>>>>>

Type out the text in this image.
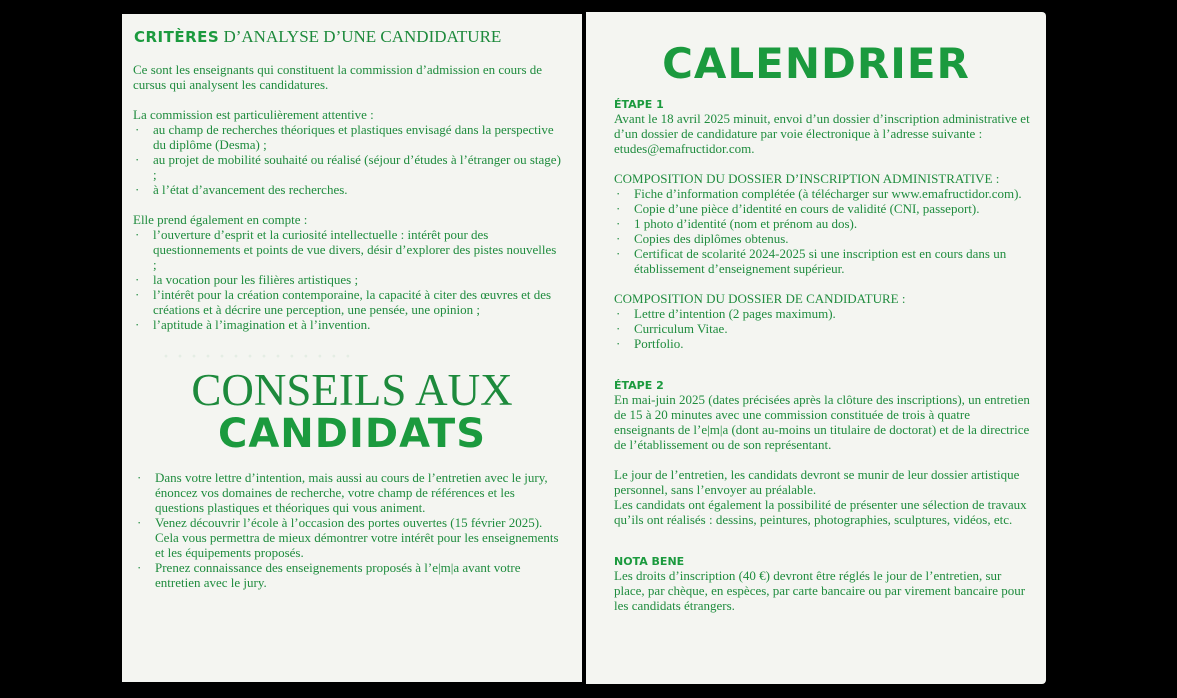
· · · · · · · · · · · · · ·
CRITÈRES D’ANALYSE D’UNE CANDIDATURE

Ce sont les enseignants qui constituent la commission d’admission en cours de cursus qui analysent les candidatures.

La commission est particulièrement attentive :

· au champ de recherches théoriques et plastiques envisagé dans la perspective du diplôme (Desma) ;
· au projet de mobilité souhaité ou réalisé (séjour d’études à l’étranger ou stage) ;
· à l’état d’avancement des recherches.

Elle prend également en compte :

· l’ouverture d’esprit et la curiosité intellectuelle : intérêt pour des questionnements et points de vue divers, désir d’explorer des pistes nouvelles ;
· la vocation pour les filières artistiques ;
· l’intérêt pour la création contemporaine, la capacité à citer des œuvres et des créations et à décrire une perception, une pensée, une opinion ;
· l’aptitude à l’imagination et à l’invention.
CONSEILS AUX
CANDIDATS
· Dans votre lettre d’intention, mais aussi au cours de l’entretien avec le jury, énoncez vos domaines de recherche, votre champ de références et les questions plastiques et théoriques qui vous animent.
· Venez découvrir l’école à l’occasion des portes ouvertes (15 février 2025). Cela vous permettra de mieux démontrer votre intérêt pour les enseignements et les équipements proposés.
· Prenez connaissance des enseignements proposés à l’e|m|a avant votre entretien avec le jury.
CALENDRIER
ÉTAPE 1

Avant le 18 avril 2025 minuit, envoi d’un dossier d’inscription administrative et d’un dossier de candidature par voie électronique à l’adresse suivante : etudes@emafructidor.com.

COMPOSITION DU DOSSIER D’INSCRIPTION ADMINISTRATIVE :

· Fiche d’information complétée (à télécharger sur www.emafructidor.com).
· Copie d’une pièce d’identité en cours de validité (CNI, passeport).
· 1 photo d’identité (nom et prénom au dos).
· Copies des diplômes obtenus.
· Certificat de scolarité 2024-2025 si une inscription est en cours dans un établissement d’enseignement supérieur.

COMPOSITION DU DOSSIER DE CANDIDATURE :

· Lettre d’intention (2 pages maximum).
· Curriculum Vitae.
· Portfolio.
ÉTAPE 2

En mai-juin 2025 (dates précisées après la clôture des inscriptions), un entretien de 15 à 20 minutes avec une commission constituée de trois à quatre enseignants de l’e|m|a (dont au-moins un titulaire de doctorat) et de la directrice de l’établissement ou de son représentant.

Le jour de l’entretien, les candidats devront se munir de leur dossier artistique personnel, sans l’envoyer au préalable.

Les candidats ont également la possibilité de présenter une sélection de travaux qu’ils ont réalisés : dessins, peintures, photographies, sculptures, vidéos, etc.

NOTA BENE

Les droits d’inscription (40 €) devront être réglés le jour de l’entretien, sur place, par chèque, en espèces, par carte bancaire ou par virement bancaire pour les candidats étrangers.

<<<<<
>>>>>

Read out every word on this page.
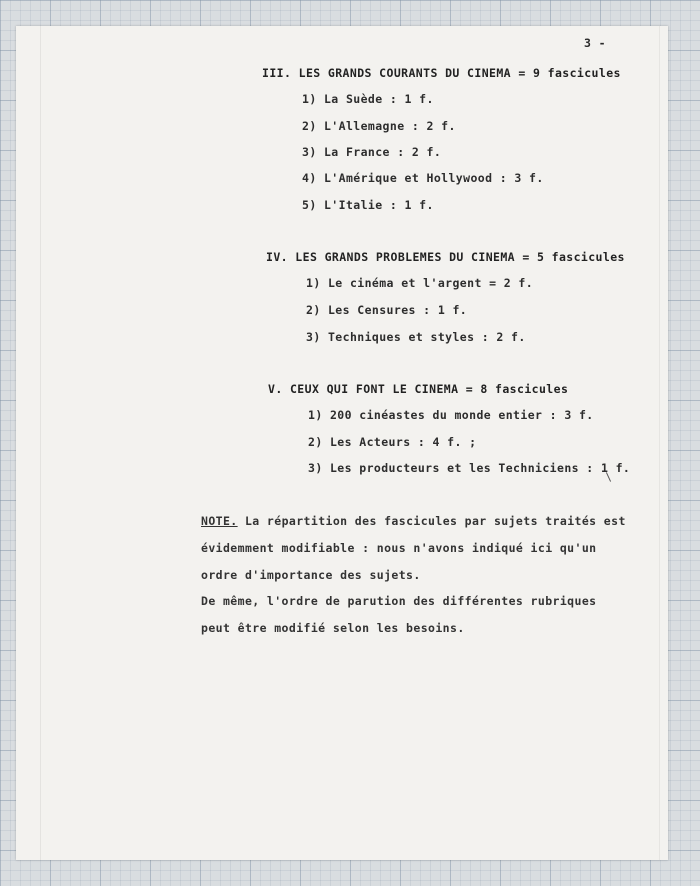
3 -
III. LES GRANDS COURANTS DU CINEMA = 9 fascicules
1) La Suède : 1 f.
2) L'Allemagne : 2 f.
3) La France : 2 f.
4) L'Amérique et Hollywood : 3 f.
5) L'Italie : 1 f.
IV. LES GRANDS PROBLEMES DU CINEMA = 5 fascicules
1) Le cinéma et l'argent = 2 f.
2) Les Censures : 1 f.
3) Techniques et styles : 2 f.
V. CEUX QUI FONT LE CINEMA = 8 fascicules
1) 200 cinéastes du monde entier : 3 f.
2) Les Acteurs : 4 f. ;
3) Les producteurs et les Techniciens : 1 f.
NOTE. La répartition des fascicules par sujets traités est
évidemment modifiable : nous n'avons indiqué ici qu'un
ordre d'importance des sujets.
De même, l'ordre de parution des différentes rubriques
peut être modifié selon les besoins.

<<<<<

EXERCISE GOAL | Reproduce each line holding the word "également".

FINISHED TASK |
Elle prend également en compte :
Les candidats ont également la possibilité de présenter une sélection de travaux qu’ils ont réalisés : dessins, peintures, photographies, sculptures, vidéos, etc.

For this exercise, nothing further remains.